WHAT THE TASK ASKS »
Sift the material for lines containing "this", and return them.

Dataset records:
——————————

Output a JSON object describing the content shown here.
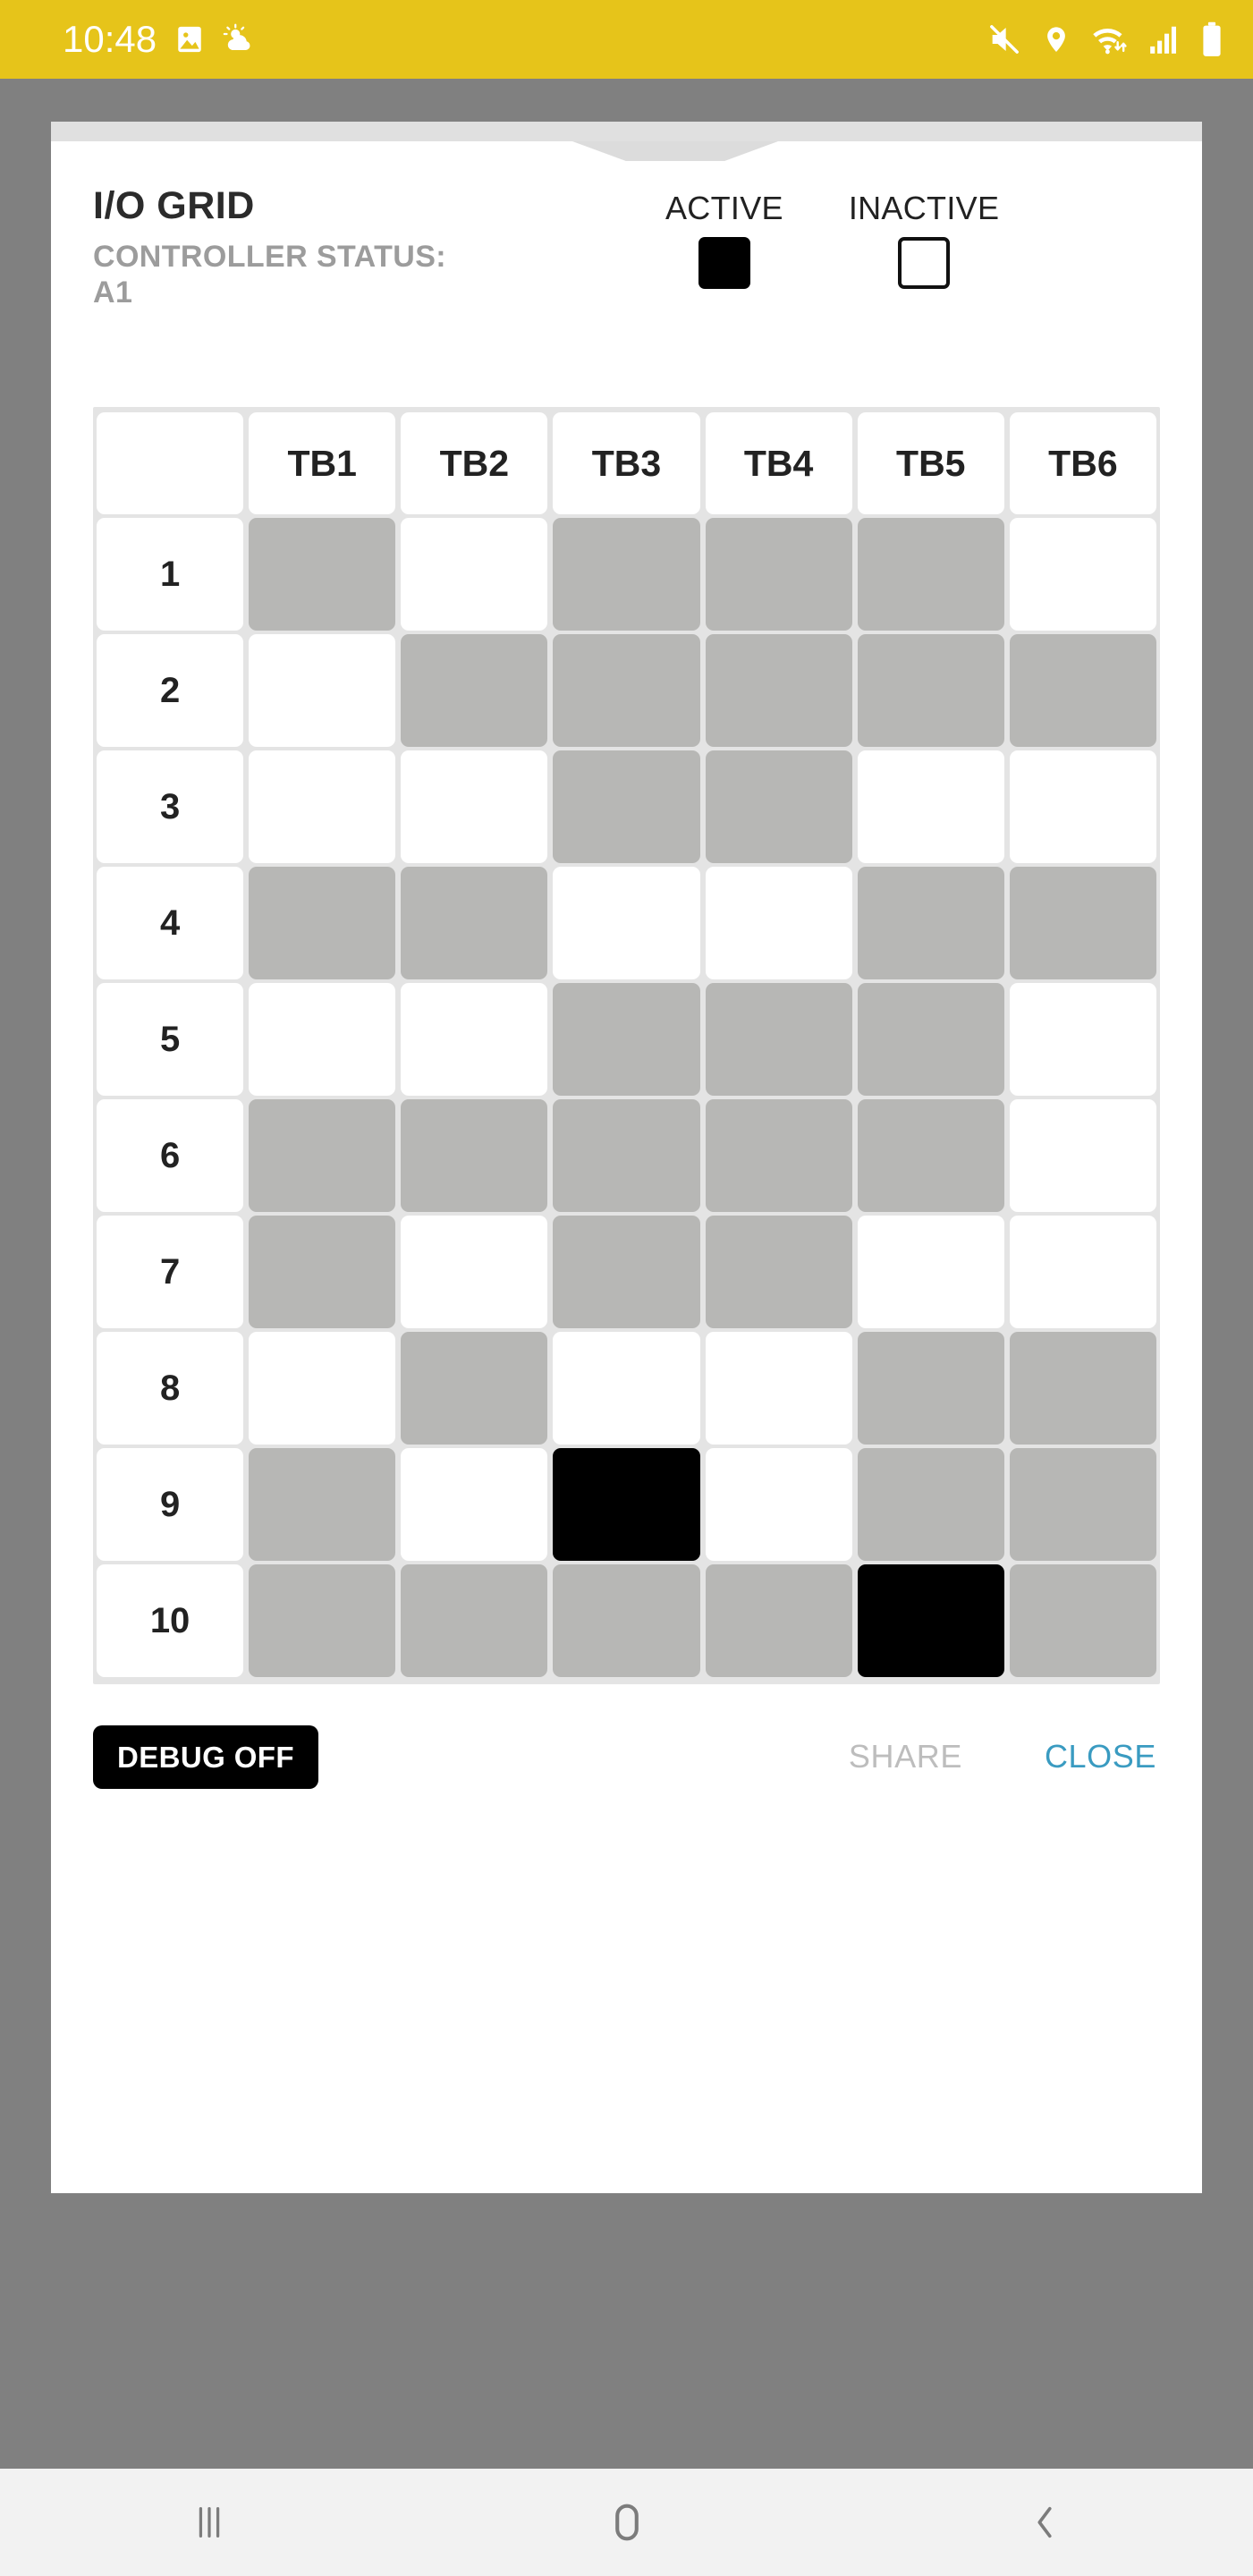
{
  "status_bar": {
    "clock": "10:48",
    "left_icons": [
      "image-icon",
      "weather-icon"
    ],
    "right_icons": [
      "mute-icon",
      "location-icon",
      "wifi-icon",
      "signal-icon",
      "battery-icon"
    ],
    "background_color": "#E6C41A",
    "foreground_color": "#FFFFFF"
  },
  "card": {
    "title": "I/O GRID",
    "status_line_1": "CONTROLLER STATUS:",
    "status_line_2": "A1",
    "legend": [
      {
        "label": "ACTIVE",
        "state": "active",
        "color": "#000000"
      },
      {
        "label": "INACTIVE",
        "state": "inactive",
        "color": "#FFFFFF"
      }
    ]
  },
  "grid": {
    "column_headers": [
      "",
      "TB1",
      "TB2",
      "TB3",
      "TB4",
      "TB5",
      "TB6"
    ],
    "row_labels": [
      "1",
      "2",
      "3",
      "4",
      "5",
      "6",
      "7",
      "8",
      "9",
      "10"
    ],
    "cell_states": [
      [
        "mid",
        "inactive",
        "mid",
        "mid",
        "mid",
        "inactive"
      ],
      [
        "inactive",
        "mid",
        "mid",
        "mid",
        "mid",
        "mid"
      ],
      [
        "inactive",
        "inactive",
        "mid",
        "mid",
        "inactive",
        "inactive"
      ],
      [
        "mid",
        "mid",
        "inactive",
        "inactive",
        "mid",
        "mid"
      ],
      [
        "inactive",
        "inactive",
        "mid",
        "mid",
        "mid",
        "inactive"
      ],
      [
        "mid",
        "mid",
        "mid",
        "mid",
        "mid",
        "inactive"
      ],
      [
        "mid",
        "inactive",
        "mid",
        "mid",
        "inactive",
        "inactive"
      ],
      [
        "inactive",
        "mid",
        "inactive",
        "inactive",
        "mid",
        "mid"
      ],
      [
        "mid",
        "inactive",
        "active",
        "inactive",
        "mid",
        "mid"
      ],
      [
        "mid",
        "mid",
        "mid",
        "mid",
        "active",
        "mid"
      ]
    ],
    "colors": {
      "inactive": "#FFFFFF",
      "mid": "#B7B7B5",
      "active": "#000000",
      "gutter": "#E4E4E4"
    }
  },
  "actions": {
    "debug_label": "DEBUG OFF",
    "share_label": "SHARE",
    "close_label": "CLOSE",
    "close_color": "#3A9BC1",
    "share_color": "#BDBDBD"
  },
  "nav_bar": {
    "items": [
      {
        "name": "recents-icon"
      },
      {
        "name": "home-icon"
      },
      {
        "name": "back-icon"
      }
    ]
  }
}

——————————

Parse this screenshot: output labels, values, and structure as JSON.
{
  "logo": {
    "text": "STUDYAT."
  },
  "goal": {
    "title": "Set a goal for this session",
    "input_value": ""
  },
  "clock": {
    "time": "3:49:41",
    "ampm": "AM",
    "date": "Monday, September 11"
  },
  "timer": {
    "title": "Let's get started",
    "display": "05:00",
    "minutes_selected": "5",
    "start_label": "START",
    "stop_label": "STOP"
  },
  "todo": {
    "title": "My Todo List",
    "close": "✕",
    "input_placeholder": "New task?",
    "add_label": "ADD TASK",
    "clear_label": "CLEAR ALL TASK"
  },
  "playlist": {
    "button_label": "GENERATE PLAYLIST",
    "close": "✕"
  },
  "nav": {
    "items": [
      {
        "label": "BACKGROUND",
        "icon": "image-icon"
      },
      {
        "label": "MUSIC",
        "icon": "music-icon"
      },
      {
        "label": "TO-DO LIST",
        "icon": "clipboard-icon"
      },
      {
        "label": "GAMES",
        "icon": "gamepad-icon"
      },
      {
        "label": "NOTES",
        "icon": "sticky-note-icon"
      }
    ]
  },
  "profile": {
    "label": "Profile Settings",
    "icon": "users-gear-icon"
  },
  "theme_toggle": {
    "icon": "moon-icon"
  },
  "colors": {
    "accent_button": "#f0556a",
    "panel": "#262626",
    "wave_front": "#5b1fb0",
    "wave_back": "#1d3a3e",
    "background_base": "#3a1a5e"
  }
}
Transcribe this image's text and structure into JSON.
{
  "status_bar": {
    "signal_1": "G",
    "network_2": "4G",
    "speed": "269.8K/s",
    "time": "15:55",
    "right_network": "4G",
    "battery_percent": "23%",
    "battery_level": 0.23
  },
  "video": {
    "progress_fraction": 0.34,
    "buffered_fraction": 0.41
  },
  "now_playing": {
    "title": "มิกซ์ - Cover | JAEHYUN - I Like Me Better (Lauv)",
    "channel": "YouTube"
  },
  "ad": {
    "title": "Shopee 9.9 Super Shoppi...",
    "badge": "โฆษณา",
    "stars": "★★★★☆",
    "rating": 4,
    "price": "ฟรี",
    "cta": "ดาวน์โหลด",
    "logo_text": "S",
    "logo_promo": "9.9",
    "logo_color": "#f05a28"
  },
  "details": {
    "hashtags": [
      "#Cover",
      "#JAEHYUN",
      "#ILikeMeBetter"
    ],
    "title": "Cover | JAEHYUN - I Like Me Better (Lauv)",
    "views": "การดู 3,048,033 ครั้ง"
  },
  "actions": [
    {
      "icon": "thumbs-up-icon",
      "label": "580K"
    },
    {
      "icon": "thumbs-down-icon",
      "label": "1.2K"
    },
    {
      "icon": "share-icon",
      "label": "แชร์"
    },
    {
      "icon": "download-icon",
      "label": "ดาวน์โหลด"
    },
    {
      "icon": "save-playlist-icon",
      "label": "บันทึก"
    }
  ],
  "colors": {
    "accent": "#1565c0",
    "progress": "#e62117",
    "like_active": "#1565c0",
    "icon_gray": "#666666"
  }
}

——————————

ANSWER TO THE EXERCISE »
Parse this screenshot: output labels, values, and structure as JSON.
    "title": "Set a goal for this session",
Transcribe this image's text and structure into JSON.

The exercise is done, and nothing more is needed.